[Exercise requirements] Copy out every record below, word for word.

__________________________________________________

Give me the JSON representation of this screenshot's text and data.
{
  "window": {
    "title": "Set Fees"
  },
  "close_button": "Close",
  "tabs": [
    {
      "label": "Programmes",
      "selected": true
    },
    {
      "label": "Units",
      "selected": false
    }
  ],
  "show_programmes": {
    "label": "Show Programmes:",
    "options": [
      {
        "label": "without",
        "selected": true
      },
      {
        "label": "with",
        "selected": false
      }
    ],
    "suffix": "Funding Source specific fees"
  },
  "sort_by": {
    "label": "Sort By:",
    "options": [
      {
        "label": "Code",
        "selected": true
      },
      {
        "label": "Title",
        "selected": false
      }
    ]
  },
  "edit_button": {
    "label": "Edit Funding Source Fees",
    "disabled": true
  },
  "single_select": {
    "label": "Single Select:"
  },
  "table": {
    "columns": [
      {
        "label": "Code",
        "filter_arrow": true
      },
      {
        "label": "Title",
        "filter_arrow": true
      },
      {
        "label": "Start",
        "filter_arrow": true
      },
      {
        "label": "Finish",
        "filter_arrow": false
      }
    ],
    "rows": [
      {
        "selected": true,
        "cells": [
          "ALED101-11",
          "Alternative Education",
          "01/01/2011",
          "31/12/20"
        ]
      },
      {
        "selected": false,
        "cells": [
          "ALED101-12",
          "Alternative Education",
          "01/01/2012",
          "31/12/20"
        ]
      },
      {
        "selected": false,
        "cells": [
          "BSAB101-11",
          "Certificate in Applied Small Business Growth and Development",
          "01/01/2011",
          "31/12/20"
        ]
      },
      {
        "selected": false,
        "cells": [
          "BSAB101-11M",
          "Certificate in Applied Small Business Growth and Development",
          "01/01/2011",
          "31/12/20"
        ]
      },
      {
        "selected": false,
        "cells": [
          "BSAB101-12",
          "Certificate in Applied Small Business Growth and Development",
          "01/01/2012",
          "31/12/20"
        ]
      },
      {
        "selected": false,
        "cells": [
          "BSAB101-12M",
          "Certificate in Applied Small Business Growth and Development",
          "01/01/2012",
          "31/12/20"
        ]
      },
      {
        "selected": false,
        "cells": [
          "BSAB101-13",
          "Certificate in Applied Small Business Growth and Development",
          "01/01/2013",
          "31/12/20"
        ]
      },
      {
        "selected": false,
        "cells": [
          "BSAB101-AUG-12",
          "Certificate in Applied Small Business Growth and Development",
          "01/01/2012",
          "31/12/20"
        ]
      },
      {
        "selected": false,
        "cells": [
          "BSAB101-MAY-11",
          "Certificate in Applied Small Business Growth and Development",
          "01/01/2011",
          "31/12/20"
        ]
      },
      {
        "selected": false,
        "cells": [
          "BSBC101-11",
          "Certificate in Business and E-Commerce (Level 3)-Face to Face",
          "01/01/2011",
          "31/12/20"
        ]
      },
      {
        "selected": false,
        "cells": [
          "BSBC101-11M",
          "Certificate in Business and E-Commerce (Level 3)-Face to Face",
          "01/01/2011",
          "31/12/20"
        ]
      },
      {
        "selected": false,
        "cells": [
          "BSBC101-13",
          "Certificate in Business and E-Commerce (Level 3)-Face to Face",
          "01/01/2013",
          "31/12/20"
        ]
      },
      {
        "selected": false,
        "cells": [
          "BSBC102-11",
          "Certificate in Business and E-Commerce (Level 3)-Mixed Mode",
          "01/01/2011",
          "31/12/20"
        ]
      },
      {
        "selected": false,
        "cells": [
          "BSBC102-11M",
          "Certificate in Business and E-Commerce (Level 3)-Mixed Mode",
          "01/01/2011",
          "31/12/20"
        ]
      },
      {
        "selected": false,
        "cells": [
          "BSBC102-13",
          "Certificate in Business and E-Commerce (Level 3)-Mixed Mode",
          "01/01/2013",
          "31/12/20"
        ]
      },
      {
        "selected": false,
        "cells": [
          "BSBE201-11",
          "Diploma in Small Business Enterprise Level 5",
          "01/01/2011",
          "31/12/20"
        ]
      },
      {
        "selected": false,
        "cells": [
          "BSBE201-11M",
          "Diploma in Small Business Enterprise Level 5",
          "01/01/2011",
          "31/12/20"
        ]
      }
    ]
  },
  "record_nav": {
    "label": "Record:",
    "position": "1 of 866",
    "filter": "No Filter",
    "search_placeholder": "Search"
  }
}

__________________________________________________

[Response to the task]
Give me the JSON representation of this screenshot's text and data.
{
  "window": {
    "title": "Set Fees"
  },
  "close_button": "Close",
  "tabs": [
    {
      "label": "Programmes",
      "selected": true
    },
    {
      "label": "Units",
      "selected": false
    }
  ],
  "show_programmes": {
    "label": "Show Programmes:",
    "options": [
      {
        "label": "without",
        "selected": true
      },
      {
        "label": "with",
        "selected": false
      }
    ],
    "suffix": "Funding Source specific fees"
  },
  "sort_by": {
    "label": "Sort By:",
    "options": [
      {
        "label": "Code",
        "selected": true
      },
      {
        "label": "Title",
        "selected": false
      }
    ]
  },
  "edit_button": {
    "label": "Edit Funding Source Fees",
    "disabled": true
  },
  "single_select": {
    "label": "Single Select:"
  },
  "table": {
    "columns": [
      {
        "label": "Code",
        "filter_arrow": true
      },
      {
        "label": "Title",
        "filter_arrow": true
      },
      {
        "label": "Start",
        "filter_arrow": true
      },
      {
        "label": "Finish",
        "filter_arrow": false
      }
    ],
    "rows": [
      {
        "selected": true,
        "cells": [
          "ALED101-11",
          "Alternative Education",
          "01/01/2011",
          "31/12/20"
        ]
      },
      {
        "selected": false,
        "cells": [
          "ALED101-12",
          "Alternative Education",
          "01/01/2012",
          "31/12/20"
        ]
      },
      {
        "selected": false,
        "cells": [
          "BSAB101-11",
          "Certificate in Applied Small Business Growth and Development",
          "01/01/2011",
          "31/12/20"
        ]
      },
      {
        "selected": false,
        "cells": [
          "BSAB101-11M",
          "Certificate in Applied Small Business Growth and Development",
          "01/01/2011",
          "31/12/20"
        ]
      },
      {
        "selected": false,
        "cells": [
          "BSAB101-12",
          "Certificate in Applied Small Business Growth and Development",
          "01/01/2012",
          "31/12/20"
        ]
      },
      {
        "selected": false,
        "cells": [
          "BSAB101-12M",
          "Certificate in Applied Small Business Growth and Development",
          "01/01/2012",
          "31/12/20"
        ]
      },
      {
        "selected": false,
        "cells": [
          "BSAB101-13",
          "Certificate in Applied Small Business Growth and Development",
          "01/01/2013",
          "31/12/20"
        ]
      },
      {
        "selected": false,
        "cells": [
          "BSAB101-AUG-12",
          "Certificate in Applied Small Business Growth and Development",
          "01/01/2012",
          "31/12/20"
        ]
      },
      {
        "selected": false,
        "cells": [
          "BSAB101-MAY-11",
          "Certificate in Applied Small Business Growth and Development",
          "01/01/2011",
          "31/12/20"
        ]
      },
      {
        "selected": false,
        "cells": [
          "BSBC101-11",
          "Certificate in Business and E-Commerce (Level 3)-Face to Face",
          "01/01/2011",
          "31/12/20"
        ]
      },
      {
        "selected": false,
        "cells": [
          "BSBC101-11M",
          "Certificate in Business and E-Commerce (Level 3)-Face to Face",
          "01/01/2011",
          "31/12/20"
        ]
      },
      {
        "selected": false,
        "cells": [
          "BSBC101-13",
          "Certificate in Business and E-Commerce (Level 3)-Face to Face",
          "01/01/2013",
          "31/12/20"
        ]
      },
      {
        "selected": false,
        "cells": [
          "BSBC102-11",
          "Certificate in Business and E-Commerce (Level 3)-Mixed Mode",
          "01/01/2011",
          "31/12/20"
        ]
      },
      {
        "selected": false,
        "cells": [
          "BSBC102-11M",
          "Certificate in Business and E-Commerce (Level 3)-Mixed Mode",
          "01/01/2011",
          "31/12/20"
        ]
      },
      {
        "selected": false,
        "cells": [
          "BSBC102-13",
          "Certificate in Business and E-Commerce (Level 3)-Mixed Mode",
          "01/01/2013",
          "31/12/20"
        ]
      },
      {
        "selected": false,
        "cells": [
          "BSBE201-11",
          "Diploma in Small Business Enterprise Level 5",
          "01/01/2011",
          "31/12/20"
        ]
      },
      {
        "selected": false,
        "cells": [
          "BSBE201-11M",
          "Diploma in Small Business Enterprise Level 5",
          "01/01/2011",
          "31/12/20"
        ]
      }
    ]
  },
  "record_nav": {
    "label": "Record:",
    "position": "1 of 866",
    "filter": "No Filter",
    "search_placeholder": "Search"
  }
}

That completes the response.